Exercise description -> Check every line below for the word "about" and give only the number of lines where it appears.

Source material ->
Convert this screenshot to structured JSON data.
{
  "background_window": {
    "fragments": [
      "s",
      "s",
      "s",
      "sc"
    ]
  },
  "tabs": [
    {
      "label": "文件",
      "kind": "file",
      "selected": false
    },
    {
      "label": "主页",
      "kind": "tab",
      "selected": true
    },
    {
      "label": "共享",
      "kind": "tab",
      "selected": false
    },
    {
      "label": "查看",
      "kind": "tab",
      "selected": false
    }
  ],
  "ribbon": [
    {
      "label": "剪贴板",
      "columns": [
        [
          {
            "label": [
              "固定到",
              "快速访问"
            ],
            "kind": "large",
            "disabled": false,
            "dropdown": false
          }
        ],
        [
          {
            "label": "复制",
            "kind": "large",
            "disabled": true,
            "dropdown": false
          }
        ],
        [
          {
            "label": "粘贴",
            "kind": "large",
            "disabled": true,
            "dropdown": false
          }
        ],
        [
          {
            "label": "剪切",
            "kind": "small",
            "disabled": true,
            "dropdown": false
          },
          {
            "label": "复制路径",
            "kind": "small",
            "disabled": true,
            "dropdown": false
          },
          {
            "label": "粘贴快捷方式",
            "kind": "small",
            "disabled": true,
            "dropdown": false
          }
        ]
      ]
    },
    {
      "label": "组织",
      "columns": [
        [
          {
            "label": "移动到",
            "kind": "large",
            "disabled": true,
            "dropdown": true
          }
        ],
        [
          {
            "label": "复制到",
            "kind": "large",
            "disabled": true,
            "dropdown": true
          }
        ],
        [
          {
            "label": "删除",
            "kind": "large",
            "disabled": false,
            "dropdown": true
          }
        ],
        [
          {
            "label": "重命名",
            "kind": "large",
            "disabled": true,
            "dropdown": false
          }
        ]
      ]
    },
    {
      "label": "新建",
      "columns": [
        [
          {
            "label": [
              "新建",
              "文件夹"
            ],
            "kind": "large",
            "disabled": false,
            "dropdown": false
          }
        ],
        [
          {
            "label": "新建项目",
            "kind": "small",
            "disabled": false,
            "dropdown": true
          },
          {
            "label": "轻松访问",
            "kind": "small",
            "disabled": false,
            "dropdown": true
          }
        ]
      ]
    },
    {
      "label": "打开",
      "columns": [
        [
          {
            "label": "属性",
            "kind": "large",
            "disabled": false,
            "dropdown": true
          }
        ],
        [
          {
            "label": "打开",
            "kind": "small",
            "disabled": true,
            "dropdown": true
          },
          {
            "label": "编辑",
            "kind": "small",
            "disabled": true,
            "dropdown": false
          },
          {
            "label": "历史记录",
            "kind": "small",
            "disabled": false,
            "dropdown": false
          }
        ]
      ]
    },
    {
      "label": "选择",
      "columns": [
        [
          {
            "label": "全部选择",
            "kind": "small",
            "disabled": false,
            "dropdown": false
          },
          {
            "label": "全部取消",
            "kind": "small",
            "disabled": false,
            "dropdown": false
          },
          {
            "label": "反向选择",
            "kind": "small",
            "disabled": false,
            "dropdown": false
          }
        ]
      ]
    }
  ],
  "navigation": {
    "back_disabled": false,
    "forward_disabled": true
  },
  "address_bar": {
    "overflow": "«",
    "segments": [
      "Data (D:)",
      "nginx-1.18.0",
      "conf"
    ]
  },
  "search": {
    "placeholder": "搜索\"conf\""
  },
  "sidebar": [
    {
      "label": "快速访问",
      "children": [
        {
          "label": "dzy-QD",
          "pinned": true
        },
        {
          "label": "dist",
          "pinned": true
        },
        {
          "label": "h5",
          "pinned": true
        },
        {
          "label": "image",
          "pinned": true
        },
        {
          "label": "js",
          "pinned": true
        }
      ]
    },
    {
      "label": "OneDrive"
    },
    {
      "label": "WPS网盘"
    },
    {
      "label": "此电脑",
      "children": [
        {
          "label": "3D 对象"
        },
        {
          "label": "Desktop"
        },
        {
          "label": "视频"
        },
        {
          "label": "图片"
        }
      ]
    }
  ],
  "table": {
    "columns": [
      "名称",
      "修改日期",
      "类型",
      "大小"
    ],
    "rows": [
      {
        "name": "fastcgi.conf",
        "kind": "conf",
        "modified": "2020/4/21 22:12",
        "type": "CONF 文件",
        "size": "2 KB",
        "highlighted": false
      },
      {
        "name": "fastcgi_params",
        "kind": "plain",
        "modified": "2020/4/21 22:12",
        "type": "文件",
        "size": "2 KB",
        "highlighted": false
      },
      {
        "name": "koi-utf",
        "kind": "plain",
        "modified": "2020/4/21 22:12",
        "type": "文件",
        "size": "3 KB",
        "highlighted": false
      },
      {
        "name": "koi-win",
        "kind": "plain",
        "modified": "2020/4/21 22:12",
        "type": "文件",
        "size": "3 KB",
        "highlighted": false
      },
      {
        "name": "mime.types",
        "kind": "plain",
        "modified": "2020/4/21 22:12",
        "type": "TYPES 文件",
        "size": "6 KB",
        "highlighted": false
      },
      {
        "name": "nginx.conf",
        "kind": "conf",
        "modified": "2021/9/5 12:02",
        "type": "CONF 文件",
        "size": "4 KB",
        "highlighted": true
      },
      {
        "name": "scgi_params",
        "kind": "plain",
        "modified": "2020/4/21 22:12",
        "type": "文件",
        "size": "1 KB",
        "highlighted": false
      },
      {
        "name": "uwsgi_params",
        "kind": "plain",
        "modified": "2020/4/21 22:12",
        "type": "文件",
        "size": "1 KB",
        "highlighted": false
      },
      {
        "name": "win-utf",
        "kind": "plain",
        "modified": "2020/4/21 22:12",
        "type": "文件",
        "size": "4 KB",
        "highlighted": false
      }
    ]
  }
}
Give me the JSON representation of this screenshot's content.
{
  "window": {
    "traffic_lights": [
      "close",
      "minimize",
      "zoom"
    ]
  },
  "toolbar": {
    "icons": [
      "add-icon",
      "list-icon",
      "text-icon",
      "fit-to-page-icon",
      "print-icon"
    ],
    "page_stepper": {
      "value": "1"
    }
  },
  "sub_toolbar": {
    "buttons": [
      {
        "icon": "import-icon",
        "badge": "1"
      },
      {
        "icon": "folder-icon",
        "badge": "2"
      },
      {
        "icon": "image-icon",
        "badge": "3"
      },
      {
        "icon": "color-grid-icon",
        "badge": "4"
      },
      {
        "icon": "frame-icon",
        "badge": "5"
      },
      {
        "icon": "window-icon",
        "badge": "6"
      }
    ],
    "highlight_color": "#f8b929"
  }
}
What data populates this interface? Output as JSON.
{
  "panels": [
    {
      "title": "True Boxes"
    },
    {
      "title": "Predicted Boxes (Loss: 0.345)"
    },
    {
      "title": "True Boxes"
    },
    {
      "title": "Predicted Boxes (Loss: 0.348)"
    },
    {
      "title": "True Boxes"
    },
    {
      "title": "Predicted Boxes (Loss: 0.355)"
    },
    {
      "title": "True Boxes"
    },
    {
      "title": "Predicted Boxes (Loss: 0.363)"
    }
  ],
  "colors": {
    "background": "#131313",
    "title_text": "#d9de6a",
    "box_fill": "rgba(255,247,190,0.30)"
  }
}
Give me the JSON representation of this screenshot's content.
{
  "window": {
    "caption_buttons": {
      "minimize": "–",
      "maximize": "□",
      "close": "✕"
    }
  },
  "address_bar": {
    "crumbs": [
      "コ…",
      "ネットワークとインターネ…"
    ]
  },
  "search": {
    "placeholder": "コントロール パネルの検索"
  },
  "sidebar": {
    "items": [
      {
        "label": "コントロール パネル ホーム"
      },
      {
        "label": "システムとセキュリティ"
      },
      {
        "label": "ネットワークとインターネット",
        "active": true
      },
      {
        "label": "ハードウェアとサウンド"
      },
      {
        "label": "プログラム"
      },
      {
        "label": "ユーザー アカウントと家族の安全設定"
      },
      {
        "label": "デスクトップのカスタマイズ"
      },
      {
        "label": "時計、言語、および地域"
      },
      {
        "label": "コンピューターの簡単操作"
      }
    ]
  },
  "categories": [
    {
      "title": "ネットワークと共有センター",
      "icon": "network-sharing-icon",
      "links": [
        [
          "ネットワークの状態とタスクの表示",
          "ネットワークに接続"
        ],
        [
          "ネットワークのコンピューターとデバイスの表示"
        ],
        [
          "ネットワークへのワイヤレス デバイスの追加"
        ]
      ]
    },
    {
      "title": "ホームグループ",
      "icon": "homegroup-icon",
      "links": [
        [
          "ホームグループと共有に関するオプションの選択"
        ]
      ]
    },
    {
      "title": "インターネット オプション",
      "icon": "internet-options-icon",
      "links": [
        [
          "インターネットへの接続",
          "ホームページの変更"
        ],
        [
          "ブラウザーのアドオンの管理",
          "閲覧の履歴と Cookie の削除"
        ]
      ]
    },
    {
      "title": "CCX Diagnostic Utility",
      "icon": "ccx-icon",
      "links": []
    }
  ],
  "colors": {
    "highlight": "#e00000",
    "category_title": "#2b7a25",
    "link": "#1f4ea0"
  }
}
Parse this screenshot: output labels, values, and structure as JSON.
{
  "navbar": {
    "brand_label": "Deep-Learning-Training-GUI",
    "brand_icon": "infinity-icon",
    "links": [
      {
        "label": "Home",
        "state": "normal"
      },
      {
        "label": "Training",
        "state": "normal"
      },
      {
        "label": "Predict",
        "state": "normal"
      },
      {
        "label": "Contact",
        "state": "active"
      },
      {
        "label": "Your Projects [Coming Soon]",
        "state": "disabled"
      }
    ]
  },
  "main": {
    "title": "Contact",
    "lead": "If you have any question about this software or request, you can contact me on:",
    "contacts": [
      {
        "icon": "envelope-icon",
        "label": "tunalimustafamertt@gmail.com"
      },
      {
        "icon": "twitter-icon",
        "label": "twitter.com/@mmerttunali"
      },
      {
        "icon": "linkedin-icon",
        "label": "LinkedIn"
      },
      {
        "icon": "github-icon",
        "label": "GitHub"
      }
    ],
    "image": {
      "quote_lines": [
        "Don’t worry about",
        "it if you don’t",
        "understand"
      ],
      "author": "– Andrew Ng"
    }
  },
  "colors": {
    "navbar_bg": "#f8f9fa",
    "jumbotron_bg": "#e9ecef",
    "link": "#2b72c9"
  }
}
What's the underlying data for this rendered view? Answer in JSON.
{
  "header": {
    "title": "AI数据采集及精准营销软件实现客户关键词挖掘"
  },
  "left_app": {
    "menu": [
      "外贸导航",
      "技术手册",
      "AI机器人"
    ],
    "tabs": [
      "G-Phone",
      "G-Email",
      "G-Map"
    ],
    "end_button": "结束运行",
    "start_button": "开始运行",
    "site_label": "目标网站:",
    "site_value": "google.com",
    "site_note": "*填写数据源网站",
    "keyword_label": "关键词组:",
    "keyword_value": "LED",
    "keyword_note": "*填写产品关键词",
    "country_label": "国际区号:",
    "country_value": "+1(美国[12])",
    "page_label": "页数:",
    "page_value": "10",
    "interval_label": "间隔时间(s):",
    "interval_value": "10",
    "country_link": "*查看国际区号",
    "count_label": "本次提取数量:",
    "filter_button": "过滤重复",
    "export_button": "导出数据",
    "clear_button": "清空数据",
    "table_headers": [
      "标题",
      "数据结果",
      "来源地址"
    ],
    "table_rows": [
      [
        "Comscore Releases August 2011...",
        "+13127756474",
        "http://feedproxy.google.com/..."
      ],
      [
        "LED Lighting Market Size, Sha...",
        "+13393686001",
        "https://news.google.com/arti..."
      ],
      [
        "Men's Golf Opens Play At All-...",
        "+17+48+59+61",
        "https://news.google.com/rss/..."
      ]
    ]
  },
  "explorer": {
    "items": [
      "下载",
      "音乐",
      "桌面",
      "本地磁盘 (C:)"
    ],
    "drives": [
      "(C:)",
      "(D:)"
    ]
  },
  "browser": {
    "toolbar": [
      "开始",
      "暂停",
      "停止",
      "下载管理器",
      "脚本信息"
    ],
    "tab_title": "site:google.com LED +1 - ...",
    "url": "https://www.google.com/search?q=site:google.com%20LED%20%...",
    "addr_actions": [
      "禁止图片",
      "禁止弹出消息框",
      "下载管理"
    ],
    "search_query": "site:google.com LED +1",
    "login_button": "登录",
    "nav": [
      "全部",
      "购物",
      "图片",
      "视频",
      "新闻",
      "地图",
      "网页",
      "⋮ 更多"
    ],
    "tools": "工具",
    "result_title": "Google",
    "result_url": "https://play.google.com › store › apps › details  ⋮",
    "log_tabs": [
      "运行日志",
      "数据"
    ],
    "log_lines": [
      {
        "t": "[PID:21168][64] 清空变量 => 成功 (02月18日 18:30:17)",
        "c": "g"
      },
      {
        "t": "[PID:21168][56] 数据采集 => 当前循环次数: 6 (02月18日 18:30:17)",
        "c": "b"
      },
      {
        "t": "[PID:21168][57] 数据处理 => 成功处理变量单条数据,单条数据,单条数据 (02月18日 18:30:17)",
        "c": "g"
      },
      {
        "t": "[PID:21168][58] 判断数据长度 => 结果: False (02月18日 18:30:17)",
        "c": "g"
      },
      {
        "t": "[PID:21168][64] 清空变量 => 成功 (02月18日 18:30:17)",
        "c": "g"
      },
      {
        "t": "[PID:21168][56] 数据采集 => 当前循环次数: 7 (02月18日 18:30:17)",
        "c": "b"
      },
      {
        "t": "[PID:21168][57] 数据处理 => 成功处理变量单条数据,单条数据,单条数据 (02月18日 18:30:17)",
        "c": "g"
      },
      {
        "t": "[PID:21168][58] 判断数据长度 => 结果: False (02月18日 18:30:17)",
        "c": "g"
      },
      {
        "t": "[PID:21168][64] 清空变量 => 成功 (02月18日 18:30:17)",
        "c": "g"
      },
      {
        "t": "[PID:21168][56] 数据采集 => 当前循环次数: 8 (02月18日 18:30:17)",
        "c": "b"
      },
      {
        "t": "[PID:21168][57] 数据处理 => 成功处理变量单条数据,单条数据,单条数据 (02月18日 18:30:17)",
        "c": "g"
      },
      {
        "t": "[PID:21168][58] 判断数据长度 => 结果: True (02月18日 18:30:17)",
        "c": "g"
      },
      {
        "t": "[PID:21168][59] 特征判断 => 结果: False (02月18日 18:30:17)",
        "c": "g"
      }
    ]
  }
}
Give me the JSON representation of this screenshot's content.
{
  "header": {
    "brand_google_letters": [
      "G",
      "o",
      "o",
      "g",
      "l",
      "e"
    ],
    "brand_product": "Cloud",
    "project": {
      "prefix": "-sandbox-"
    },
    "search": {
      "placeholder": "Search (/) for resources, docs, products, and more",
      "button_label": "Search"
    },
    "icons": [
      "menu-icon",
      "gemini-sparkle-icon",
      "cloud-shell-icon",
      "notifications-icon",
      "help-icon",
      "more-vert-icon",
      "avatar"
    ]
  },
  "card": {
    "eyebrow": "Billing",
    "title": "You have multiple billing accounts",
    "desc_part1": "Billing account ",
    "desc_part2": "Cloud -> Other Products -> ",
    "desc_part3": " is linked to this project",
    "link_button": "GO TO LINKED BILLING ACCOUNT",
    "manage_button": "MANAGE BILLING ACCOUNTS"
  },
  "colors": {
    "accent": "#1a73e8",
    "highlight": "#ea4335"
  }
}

Exercise result -> 2